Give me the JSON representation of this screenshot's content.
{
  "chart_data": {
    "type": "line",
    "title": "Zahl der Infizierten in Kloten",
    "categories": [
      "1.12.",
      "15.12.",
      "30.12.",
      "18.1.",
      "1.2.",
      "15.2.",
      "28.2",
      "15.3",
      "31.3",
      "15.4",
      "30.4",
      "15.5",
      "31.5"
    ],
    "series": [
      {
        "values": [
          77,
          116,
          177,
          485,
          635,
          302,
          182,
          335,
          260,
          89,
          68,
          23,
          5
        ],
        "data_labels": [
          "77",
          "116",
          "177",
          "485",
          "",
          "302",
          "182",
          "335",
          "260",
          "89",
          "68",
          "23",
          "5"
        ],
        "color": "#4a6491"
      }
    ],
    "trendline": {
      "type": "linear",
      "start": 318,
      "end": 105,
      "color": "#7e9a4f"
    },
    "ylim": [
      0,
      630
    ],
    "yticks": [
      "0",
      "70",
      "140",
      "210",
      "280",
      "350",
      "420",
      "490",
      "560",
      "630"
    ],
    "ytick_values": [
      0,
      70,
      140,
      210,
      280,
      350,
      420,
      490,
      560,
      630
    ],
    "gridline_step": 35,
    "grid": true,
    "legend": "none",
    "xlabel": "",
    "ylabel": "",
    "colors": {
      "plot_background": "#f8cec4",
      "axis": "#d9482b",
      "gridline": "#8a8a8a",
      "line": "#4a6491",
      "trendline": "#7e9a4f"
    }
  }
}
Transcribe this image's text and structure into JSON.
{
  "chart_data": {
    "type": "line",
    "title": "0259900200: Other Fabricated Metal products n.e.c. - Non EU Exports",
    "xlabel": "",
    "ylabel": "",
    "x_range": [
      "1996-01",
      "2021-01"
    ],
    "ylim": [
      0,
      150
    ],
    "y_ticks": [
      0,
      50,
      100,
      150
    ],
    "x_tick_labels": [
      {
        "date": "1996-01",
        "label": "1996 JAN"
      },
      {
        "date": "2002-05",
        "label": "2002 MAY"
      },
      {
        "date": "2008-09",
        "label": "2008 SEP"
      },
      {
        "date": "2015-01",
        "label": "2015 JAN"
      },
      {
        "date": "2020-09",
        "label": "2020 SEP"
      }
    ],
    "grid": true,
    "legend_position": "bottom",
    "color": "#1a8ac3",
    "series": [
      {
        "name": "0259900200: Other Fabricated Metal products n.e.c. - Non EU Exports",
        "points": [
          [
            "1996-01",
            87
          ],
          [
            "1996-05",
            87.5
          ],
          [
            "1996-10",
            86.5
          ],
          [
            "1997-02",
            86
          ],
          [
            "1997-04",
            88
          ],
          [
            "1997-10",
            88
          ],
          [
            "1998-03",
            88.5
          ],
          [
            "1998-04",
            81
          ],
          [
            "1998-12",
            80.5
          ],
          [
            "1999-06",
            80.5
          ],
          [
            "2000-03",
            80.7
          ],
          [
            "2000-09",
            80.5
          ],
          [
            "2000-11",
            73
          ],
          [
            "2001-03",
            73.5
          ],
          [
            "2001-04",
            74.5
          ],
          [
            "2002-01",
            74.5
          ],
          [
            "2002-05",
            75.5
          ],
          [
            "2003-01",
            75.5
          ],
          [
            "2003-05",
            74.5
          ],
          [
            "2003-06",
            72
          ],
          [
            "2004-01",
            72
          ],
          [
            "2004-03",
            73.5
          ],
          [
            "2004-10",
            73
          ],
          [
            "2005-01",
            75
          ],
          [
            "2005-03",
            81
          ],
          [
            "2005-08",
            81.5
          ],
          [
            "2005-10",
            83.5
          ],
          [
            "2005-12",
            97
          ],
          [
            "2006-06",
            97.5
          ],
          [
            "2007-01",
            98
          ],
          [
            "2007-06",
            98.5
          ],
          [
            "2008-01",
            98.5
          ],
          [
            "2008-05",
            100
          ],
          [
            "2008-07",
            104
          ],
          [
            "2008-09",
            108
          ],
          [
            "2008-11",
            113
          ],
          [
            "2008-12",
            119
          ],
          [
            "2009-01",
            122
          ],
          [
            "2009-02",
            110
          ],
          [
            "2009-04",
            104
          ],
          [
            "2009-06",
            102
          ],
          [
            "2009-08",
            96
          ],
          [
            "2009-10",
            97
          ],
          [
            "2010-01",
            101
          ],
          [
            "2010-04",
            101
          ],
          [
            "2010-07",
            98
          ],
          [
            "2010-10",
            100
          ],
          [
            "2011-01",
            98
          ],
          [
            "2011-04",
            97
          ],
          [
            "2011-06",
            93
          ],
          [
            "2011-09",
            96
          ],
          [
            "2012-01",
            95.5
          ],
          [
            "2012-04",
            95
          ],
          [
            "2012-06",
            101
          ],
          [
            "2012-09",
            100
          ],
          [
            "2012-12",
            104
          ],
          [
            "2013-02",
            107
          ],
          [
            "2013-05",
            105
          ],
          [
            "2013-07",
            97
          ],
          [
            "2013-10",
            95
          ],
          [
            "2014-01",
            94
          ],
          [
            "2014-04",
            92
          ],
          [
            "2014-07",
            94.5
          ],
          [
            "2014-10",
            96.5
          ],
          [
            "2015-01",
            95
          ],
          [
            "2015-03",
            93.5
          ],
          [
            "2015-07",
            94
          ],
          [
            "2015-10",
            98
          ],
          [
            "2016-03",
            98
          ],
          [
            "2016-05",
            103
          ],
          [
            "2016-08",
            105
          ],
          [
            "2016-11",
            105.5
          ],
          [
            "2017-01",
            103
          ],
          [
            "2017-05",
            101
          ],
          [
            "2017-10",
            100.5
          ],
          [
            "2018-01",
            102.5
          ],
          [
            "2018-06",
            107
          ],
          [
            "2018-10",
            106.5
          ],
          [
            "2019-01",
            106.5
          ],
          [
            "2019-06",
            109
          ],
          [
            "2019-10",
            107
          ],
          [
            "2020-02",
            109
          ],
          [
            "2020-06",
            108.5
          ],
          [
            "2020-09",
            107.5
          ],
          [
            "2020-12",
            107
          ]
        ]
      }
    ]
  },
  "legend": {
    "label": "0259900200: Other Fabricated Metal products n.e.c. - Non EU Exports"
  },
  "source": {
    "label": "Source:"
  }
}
========
Task statement >> Extract the listing in its entirety and repeat it exactly.

Result of the task >>
Give me the JSON representation of this screenshot's content.
{
  "chart_data": {
    "type": "line",
    "title": "Zahl der Infizierten in Kloten",
    "categories": [
      "1.12.",
      "15.12.",
      "30.12.",
      "18.1.",
      "1.2.",
      "15.2.",
      "28.2",
      "15.3",
      "31.3",
      "15.4",
      "30.4",
      "15.5",
      "31.5"
    ],
    "series": [
      {
        "values": [
          77,
          116,
          177,
          485,
          635,
          302,
          182,
          335,
          260,
          89,
          68,
          23,
          5
        ],
        "data_labels": [
          "77",
          "116",
          "177",
          "485",
          "",
          "302",
          "182",
          "335",
          "260",
          "89",
          "68",
          "23",
          "5"
        ],
        "color": "#4a6491"
      }
    ],
    "trendline": {
      "type": "linear",
      "start": 318,
      "end": 105,
      "color": "#7e9a4f"
    },
    "ylim": [
      0,
      630
    ],
    "yticks": [
      "0",
      "70",
      "140",
      "210",
      "280",
      "350",
      "420",
      "490",
      "560",
      "630"
    ],
    "ytick_values": [
      0,
      70,
      140,
      210,
      280,
      350,
      420,
      490,
      560,
      630
    ],
    "gridline_step": 35,
    "grid": true,
    "legend": "none",
    "xlabel": "",
    "ylabel": "",
    "colors": {
      "plot_background": "#f8cec4",
      "axis": "#d9482b",
      "gridline": "#8a8a8a",
      "line": "#4a6491",
      "trendline": "#7e9a4f"
    }
  }
}
Transcribe this image's text and structure into JSON.
{
  "chart_data": {
    "type": "line",
    "title": "0259900200: Other Fabricated Metal products n.e.c. - Non EU Exports",
    "xlabel": "",
    "ylabel": "",
    "x_range": [
      "1996-01",
      "2021-01"
    ],
    "ylim": [
      0,
      150
    ],
    "y_ticks": [
      0,
      50,
      100,
      150
    ],
    "x_tick_labels": [
      {
        "date": "1996-01",
        "label": "1996 JAN"
      },
      {
        "date": "2002-05",
        "label": "2002 MAY"
      },
      {
        "date": "2008-09",
        "label": "2008 SEP"
      },
      {
        "date": "2015-01",
        "label": "2015 JAN"
      },
      {
        "date": "2020-09",
        "label": "2020 SEP"
      }
    ],
    "grid": true,
    "legend_position": "bottom",
    "color": "#1a8ac3",
    "series": [
      {
        "name": "0259900200: Other Fabricated Metal products n.e.c. - Non EU Exports",
        "points": [
          [
            "1996-01",
            87
          ],
          [
            "1996-05",
            87.5
          ],
          [
            "1996-10",
            86.5
          ],
          [
            "1997-02",
            86
          ],
          [
            "1997-04",
            88
          ],
          [
            "1997-10",
            88
          ],
          [
            "1998-03",
            88.5
          ],
          [
            "1998-04",
            81
          ],
          [
            "1998-12",
            80.5
          ],
          [
            "1999-06",
            80.5
          ],
          [
            "2000-03",
            80.7
          ],
          [
            "2000-09",
            80.5
          ],
          [
            "2000-11",
            73
          ],
          [
            "2001-03",
            73.5
          ],
          [
            "2001-04",
            74.5
          ],
          [
            "2002-01",
            74.5
          ],
          [
            "2002-05",
            75.5
          ],
          [
            "2003-01",
            75.5
          ],
          [
            "2003-05",
            74.5
          ],
          [
            "2003-06",
            72
          ],
          [
            "2004-01",
            72
          ],
          [
            "2004-03",
            73.5
          ],
          [
            "2004-10",
            73
          ],
          [
            "2005-01",
            75
          ],
          [
            "2005-03",
            81
          ],
          [
            "2005-08",
            81.5
          ],
          [
            "2005-10",
            83.5
          ],
          [
            "2005-12",
            97
          ],
          [
            "2006-06",
            97.5
          ],
          [
            "2007-01",
            98
          ],
          [
            "2007-06",
            98.5
          ],
          [
            "2008-01",
            98.5
          ],
          [
            "2008-05",
            100
          ],
          [
            "2008-07",
            104
          ],
          [
            "2008-09",
            108
          ],
          [
            "2008-11",
            113
          ],
          [
            "2008-12",
            119
          ],
          [
            "2009-01",
            122
          ],
          [
            "2009-02",
            110
          ],
          [
            "2009-04",
            104
          ],
          [
            "2009-06",
            102
          ],
          [
            "2009-08",
            96
          ],
          [
            "2009-10",
            97
          ],
          [
            "2010-01",
            101
          ],
          [
            "2010-04",
            101
          ],
          [
            "2010-07",
            98
          ],
          [
            "2010-10",
            100
          ],
          [
            "2011-01",
            98
          ],
          [
            "2011-04",
            97
          ],
          [
            "2011-06",
            93
          ],
          [
            "2011-09",
            96
          ],
          [
            "2012-01",
            95.5
          ],
          [
            "2012-04",
            95
          ],
          [
            "2012-06",
            101
          ],
          [
            "2012-09",
            100
          ],
          [
            "2012-12",
            104
          ],
          [
            "2013-02",
            107
          ],
          [
            "2013-05",
            105
          ],
          [
            "2013-07",
            97
          ],
          [
            "2013-10",
            95
          ],
          [
            "2014-01",
            94
          ],
          [
            "2014-04",
            92
          ],
          [
            "2014-07",
            94.5
          ],
          [
            "2014-10",
            96.5
          ],
          [
            "2015-01",
            95
          ],
          [
            "2015-03",
            93.5
          ],
          [
            "2015-07",
            94
          ],
          [
            "2015-10",
            98
          ],
          [
            "2016-03",
            98
          ],
          [
            "2016-05",
            103
          ],
          [
            "2016-08",
            105
          ],
          [
            "2016-11",
            105.5
          ],
          [
            "2017-01",
            103
          ],
          [
            "2017-05",
            101
          ],
          [
            "2017-10",
            100.5
          ],
          [
            "2018-01",
            102.5
          ],
          [
            "2018-06",
            107
          ],
          [
            "2018-10",
            106.5
          ],
          [
            "2019-01",
            106.5
          ],
          [
            "2019-06",
            109
          ],
          [
            "2019-10",
            107
          ],
          [
            "2020-02",
            109
          ],
          [
            "2020-06",
            108.5
          ],
          [
            "2020-09",
            107.5
          ],
          [
            "2020-12",
            107
          ]
        ]
      }
    ]
  },
  "legend": {
    "label": "0259900200: Other Fabricated Metal products n.e.c. - Non EU Exports"
  },
  "source": {
    "label": "Source:"
  }
}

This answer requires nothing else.